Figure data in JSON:
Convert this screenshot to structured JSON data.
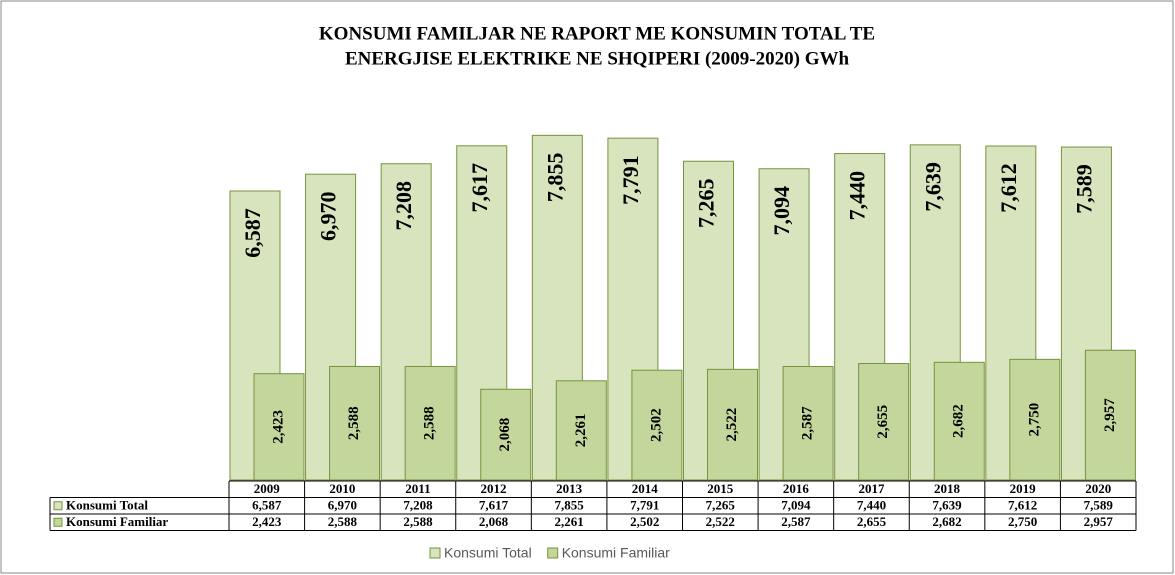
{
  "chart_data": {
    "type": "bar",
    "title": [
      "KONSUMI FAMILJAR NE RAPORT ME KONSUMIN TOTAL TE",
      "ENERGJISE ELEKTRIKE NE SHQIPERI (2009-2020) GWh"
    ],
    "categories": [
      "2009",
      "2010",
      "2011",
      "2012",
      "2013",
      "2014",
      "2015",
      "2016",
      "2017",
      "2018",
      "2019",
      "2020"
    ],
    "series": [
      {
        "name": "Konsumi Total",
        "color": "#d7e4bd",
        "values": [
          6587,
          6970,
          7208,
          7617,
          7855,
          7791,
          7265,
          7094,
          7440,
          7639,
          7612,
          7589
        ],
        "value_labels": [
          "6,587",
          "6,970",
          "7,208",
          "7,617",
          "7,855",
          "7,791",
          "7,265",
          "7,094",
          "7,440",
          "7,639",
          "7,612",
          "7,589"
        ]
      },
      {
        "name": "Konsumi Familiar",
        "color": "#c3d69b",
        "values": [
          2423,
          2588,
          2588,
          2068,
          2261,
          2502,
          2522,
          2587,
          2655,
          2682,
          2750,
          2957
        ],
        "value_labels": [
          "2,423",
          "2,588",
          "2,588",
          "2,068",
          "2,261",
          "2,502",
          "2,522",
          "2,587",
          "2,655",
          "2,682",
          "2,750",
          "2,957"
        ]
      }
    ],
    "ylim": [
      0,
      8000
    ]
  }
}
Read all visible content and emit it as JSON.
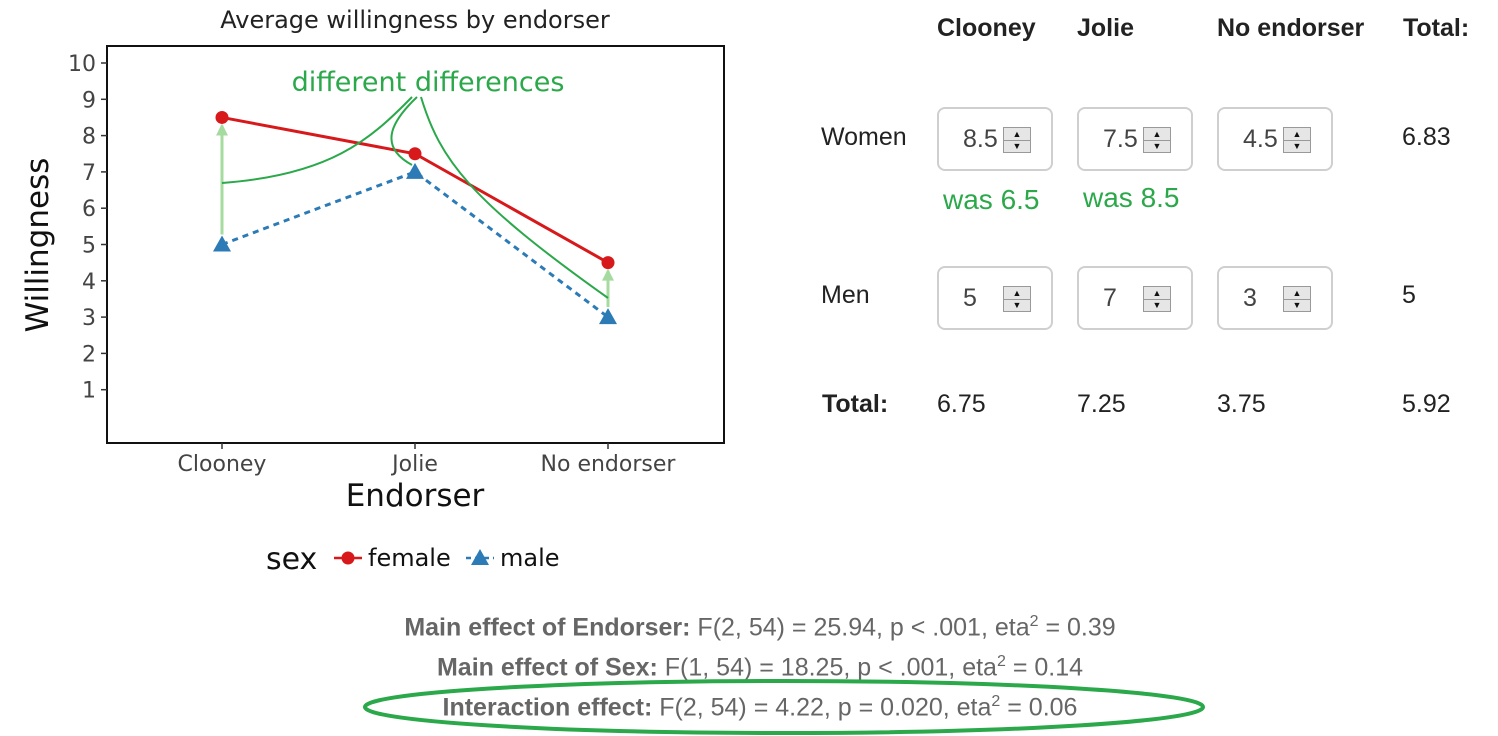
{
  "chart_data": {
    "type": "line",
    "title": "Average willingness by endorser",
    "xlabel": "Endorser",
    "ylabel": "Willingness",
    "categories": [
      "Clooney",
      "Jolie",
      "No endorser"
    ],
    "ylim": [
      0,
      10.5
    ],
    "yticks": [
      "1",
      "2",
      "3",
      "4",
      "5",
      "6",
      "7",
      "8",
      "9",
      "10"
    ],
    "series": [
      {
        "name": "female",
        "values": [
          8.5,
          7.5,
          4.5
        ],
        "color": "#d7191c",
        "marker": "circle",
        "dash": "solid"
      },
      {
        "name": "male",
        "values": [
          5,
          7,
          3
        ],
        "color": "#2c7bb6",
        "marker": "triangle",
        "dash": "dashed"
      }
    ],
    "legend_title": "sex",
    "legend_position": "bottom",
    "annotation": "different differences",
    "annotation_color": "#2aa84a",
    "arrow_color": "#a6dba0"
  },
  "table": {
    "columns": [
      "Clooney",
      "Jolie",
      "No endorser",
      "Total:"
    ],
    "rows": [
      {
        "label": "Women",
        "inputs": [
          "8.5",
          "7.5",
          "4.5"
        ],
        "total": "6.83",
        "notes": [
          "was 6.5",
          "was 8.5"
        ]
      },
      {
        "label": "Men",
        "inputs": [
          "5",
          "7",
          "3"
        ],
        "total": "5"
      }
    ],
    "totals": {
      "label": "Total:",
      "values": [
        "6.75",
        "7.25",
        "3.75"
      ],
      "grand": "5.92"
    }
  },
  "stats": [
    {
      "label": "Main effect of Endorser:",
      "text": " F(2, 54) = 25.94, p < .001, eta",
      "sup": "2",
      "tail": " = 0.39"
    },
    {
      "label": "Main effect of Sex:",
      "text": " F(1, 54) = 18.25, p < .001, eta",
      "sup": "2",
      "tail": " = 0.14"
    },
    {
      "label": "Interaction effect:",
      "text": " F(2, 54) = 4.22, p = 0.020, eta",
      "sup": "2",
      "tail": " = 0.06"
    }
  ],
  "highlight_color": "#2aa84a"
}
---
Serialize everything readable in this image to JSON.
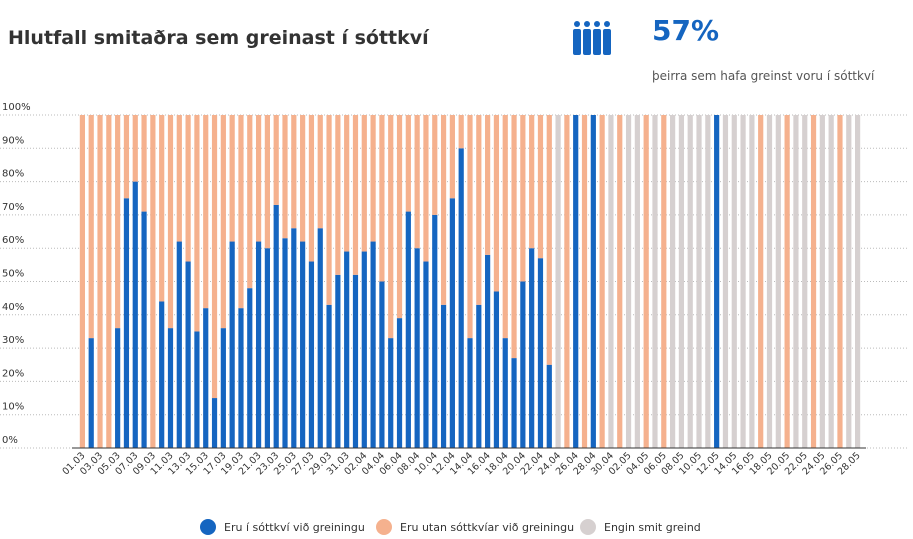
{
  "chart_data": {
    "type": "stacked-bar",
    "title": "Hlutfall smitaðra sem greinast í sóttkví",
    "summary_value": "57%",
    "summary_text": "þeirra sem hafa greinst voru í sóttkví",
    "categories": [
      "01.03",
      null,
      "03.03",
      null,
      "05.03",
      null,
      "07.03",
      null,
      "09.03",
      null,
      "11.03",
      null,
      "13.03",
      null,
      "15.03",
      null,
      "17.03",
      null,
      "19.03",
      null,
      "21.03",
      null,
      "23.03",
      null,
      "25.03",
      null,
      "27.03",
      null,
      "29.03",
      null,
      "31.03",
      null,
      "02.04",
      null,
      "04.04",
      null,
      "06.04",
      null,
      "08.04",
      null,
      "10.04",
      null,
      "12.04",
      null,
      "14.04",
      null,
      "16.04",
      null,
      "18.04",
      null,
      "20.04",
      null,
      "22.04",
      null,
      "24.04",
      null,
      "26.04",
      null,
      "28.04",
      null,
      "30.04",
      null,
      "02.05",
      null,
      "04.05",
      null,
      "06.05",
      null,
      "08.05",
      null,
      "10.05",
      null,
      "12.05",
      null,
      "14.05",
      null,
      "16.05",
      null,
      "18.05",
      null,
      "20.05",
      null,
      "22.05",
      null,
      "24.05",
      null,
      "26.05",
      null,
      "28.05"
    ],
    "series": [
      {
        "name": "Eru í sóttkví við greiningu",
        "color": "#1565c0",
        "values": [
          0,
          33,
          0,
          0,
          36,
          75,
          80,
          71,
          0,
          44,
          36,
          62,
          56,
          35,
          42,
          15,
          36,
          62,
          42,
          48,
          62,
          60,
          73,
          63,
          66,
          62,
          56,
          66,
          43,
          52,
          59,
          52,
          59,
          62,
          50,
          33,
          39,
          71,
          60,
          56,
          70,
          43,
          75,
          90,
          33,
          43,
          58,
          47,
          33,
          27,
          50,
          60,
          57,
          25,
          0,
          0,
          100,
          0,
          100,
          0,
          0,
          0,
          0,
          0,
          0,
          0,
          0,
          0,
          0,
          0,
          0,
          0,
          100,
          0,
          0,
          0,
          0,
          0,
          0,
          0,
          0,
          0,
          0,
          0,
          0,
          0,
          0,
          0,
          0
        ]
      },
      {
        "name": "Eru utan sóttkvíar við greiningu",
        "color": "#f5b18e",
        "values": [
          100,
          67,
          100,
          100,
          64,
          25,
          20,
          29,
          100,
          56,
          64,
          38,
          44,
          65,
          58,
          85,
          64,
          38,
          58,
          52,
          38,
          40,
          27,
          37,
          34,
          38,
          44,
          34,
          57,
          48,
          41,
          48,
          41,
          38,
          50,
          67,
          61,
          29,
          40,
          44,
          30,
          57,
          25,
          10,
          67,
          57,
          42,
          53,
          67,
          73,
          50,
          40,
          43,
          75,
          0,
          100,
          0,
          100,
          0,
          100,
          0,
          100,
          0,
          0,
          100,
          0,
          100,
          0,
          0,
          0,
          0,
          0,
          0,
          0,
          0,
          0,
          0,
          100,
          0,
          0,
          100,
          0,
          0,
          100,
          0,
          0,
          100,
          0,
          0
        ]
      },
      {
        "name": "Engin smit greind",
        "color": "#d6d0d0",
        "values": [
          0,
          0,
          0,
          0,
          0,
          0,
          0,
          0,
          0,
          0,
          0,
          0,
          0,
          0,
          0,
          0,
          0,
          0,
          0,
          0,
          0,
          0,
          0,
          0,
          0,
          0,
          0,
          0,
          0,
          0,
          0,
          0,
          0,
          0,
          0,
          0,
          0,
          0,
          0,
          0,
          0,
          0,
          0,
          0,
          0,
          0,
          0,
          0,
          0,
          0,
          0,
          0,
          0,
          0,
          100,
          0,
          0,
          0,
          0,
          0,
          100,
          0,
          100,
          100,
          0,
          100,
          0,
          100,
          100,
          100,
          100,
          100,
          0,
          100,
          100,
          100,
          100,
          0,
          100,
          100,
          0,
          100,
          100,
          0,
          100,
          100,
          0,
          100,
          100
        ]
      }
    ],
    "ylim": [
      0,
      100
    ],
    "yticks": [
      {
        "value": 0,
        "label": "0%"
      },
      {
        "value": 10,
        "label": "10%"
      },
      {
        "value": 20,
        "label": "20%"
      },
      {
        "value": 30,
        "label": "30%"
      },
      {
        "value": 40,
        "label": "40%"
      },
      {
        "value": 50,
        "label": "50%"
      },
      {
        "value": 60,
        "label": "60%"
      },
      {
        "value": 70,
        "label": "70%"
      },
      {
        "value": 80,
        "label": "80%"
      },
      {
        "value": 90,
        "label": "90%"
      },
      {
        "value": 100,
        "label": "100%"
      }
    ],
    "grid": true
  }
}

§ Objective
Count every line of the material above that holds the string "name", then state only the total.

§ Written answer
7